Stated exercise >>
Output all lines exactly.
********
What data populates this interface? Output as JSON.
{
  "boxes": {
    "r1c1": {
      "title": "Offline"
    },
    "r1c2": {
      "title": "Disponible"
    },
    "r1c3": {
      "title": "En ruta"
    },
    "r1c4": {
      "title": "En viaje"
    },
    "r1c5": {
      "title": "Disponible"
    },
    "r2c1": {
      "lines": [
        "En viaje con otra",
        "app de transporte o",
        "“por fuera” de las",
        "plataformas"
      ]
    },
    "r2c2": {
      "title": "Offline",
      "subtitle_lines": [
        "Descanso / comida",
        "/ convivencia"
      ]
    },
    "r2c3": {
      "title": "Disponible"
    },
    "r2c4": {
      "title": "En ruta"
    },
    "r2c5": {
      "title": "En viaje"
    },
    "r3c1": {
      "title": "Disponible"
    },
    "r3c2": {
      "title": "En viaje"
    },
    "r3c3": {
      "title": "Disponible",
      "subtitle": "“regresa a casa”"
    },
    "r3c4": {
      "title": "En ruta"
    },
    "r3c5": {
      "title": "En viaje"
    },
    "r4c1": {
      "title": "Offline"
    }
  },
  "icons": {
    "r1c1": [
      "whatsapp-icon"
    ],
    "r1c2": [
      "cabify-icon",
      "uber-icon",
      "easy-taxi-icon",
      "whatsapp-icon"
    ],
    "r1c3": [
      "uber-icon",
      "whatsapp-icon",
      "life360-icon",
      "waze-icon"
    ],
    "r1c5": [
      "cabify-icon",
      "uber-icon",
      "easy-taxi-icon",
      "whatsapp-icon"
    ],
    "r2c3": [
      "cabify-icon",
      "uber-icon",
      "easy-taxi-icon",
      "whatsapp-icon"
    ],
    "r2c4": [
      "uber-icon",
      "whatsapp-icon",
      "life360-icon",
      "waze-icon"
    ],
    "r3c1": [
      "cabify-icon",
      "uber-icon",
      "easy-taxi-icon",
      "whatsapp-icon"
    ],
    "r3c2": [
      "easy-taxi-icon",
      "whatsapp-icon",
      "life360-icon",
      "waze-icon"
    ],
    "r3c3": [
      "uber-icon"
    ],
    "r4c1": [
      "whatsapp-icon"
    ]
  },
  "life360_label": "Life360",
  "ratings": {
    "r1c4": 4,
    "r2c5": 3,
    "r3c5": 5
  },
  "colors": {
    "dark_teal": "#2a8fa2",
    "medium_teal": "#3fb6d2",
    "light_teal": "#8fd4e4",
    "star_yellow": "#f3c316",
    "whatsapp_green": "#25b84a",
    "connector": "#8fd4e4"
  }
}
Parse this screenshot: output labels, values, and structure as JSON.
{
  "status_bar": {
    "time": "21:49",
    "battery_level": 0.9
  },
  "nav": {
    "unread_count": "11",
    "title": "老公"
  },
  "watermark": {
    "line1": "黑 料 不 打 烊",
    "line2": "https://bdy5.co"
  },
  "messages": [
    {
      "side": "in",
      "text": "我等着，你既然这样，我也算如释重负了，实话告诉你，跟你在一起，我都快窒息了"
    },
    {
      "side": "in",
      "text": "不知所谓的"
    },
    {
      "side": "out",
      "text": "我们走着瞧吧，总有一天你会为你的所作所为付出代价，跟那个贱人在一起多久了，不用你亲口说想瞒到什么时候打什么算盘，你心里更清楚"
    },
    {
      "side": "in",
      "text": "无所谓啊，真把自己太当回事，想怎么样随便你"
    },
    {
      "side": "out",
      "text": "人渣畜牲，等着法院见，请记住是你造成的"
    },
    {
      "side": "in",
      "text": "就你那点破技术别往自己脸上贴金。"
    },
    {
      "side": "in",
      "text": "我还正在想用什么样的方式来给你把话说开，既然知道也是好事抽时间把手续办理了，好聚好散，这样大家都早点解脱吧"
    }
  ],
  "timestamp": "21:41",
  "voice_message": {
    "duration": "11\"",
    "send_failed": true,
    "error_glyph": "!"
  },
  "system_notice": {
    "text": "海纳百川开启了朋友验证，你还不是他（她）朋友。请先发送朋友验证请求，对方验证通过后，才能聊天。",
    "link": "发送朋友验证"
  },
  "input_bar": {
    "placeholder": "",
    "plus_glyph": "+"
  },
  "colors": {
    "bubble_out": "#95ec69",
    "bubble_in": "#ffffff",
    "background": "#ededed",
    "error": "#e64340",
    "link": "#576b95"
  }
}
********
Exercise solution >>
What data populates this interface? Output as JSON.
{
  "boxes": {
    "r1c1": {
      "title": "Offline"
    },
    "r1c2": {
      "title": "Disponible"
    },
    "r1c3": {
      "title": "En ruta"
    },
    "r1c4": {
      "title": "En viaje"
    },
    "r1c5": {
      "title": "Disponible"
    },
    "r2c1": {
      "lines": [
        "En viaje con otra",
        "app de transporte o",
        "“por fuera” de las",
        "plataformas"
      ]
    },
    "r2c2": {
      "title": "Offline",
      "subtitle_lines": [
        "Descanso / comida",
        "/ convivencia"
      ]
    },
    "r2c3": {
      "title": "Disponible"
    },
    "r2c4": {
      "title": "En ruta"
    },
    "r2c5": {
      "title": "En viaje"
    },
    "r3c1": {
      "title": "Disponible"
    },
    "r3c2": {
      "title": "En viaje"
    },
    "r3c3": {
      "title": "Disponible",
      "subtitle": "“regresa a casa”"
    },
    "r3c4": {
      "title": "En ruta"
    },
    "r3c5": {
      "title": "En viaje"
    },
    "r4c1": {
      "title": "Offline"
    }
  },
  "icons": {
    "r1c1": [
      "whatsapp-icon"
    ],
    "r1c2": [
      "cabify-icon",
      "uber-icon",
      "easy-taxi-icon",
      "whatsapp-icon"
    ],
    "r1c3": [
      "uber-icon",
      "whatsapp-icon",
      "life360-icon",
      "waze-icon"
    ],
    "r1c5": [
      "cabify-icon",
      "uber-icon",
      "easy-taxi-icon",
      "whatsapp-icon"
    ],
    "r2c3": [
      "cabify-icon",
      "uber-icon",
      "easy-taxi-icon",
      "whatsapp-icon"
    ],
    "r2c4": [
      "uber-icon",
      "whatsapp-icon",
      "life360-icon",
      "waze-icon"
    ],
    "r3c1": [
      "cabify-icon",
      "uber-icon",
      "easy-taxi-icon",
      "whatsapp-icon"
    ],
    "r3c2": [
      "easy-taxi-icon",
      "whatsapp-icon",
      "life360-icon",
      "waze-icon"
    ],
    "r3c3": [
      "uber-icon"
    ],
    "r4c1": [
      "whatsapp-icon"
    ]
  },
  "life360_label": "Life360",
  "ratings": {
    "r1c4": 4,
    "r2c5": 3,
    "r3c5": 5
  },
  "colors": {
    "dark_teal": "#2a8fa2",
    "medium_teal": "#3fb6d2",
    "light_teal": "#8fd4e4",
    "star_yellow": "#f3c316",
    "whatsapp_green": "#25b84a",
    "connector": "#8fd4e4"
  }
}
Parse this screenshot: output labels, values, and structure as JSON.
{
  "status_bar": {
    "time": "21:49",
    "battery_level": 0.9
  },
  "nav": {
    "unread_count": "11",
    "title": "老公"
  },
  "watermark": {
    "line1": "黑 料 不 打 烊",
    "line2": "https://bdy5.co"
  },
  "messages": [
    {
      "side": "in",
      "text": "我等着，你既然这样，我也算如释重负了，实话告诉你，跟你在一起，我都快窒息了"
    },
    {
      "side": "in",
      "text": "不知所谓的"
    },
    {
      "side": "out",
      "text": "我们走着瞧吧，总有一天你会为你的所作所为付出代价，跟那个贱人在一起多久了，不用你亲口说想瞒到什么时候打什么算盘，你心里更清楚"
    },
    {
      "side": "in",
      "text": "无所谓啊，真把自己太当回事，想怎么样随便你"
    },
    {
      "side": "out",
      "text": "人渣畜牲，等着法院见，请记住是你造成的"
    },
    {
      "side": "in",
      "text": "就你那点破技术别往自己脸上贴金。"
    },
    {
      "side": "in",
      "text": "我还正在想用什么样的方式来给你把话说开，既然知道也是好事抽时间把手续办理了，好聚好散，这样大家都早点解脱吧"
    }
  ],
  "timestamp": "21:41",
  "voice_message": {
    "duration": "11\"",
    "send_failed": true,
    "error_glyph": "!"
  },
  "system_notice": {
    "text": "海纳百川开启了朋友验证，你还不是他（她）朋友。请先发送朋友验证请求，对方验证通过后，才能聊天。",
    "link": "发送朋友验证"
  },
  "input_bar": {
    "placeholder": "",
    "plus_glyph": "+"
  },
  "colors": {
    "bubble_out": "#95ec69",
    "bubble_in": "#ffffff",
    "background": "#ededed",
    "error": "#e64340",
    "link": "#576b95"
  }
}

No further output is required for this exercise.